In the records that follow, locate every line with "Programm" and extract it.

^^^^

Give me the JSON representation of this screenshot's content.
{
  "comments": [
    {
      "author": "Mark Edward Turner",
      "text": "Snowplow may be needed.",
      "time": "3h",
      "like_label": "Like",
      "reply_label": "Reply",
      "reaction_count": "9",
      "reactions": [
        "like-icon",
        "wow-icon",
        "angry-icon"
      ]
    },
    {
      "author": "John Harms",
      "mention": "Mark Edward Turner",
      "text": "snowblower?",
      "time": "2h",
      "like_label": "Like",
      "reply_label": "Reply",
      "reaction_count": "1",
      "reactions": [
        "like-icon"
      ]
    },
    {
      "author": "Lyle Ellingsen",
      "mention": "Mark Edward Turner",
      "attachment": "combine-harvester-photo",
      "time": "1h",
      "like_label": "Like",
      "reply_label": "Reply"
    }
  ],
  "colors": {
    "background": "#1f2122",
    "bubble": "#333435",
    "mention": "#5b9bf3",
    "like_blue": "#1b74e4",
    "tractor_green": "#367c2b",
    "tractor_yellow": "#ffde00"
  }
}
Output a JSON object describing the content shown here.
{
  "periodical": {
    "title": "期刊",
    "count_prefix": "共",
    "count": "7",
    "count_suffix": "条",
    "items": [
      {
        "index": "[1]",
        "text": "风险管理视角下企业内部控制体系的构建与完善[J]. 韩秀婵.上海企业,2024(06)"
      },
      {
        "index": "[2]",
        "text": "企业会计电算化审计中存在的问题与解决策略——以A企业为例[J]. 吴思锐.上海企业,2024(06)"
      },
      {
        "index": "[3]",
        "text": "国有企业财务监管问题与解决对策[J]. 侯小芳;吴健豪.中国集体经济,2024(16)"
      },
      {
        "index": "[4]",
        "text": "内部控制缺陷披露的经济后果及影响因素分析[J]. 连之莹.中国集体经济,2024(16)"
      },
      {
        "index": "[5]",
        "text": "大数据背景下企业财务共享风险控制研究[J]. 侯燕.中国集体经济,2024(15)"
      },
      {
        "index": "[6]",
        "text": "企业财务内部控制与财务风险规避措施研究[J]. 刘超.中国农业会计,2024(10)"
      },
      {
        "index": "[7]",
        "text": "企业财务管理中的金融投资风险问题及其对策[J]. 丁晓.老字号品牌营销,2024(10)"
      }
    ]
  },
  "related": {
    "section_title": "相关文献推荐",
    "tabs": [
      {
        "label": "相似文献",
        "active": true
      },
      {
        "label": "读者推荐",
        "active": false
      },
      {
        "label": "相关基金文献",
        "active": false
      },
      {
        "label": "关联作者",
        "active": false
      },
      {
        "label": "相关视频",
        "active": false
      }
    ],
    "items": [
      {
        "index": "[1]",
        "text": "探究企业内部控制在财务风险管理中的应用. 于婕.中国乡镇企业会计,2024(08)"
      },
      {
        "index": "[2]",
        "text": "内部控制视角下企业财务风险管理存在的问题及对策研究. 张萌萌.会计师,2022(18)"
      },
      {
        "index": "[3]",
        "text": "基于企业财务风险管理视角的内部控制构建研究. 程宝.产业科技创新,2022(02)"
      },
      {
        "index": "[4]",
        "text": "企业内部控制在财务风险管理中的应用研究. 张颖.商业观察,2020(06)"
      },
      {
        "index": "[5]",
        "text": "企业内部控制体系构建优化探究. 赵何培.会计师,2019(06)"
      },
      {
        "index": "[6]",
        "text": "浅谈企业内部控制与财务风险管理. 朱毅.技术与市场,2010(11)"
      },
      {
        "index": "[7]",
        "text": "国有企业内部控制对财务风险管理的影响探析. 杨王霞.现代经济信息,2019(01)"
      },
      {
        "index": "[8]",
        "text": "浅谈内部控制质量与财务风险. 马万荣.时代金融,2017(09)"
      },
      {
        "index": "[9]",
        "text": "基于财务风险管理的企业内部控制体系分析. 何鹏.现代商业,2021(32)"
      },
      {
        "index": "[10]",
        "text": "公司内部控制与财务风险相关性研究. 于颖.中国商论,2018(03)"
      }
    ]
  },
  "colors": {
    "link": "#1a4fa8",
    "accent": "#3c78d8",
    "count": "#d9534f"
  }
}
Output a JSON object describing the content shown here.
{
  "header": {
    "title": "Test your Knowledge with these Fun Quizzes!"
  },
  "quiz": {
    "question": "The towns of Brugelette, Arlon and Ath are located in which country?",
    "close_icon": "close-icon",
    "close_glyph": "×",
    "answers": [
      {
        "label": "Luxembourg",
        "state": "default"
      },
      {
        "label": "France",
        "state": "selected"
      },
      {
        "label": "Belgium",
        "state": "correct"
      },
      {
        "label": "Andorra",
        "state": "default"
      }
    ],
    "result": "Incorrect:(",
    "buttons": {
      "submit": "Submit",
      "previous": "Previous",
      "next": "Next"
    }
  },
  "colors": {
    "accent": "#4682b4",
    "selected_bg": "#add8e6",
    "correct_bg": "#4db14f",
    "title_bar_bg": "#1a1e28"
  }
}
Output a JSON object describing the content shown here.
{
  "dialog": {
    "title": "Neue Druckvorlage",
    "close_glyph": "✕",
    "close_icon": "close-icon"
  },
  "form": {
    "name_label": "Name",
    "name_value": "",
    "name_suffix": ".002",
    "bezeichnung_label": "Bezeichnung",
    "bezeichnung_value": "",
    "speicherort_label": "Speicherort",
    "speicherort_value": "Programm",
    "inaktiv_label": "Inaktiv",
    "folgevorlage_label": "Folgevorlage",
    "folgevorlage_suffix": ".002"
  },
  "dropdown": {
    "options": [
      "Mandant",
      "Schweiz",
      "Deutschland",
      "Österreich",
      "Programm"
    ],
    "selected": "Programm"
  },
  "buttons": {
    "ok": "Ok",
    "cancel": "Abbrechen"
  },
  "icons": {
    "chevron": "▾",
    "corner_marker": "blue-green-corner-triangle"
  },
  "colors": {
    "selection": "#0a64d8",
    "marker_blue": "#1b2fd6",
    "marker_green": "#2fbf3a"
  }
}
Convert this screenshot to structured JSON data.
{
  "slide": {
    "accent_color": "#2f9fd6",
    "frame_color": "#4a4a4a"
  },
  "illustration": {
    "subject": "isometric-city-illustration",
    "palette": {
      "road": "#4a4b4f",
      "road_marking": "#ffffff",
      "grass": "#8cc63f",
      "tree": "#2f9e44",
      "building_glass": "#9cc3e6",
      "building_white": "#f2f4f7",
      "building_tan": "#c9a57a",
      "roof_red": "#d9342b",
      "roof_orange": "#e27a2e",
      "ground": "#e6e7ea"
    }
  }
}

^^^^

> [Right answer]:
    "speicherort_value": "Programm",
      "Programm"
    "selected": "Programm"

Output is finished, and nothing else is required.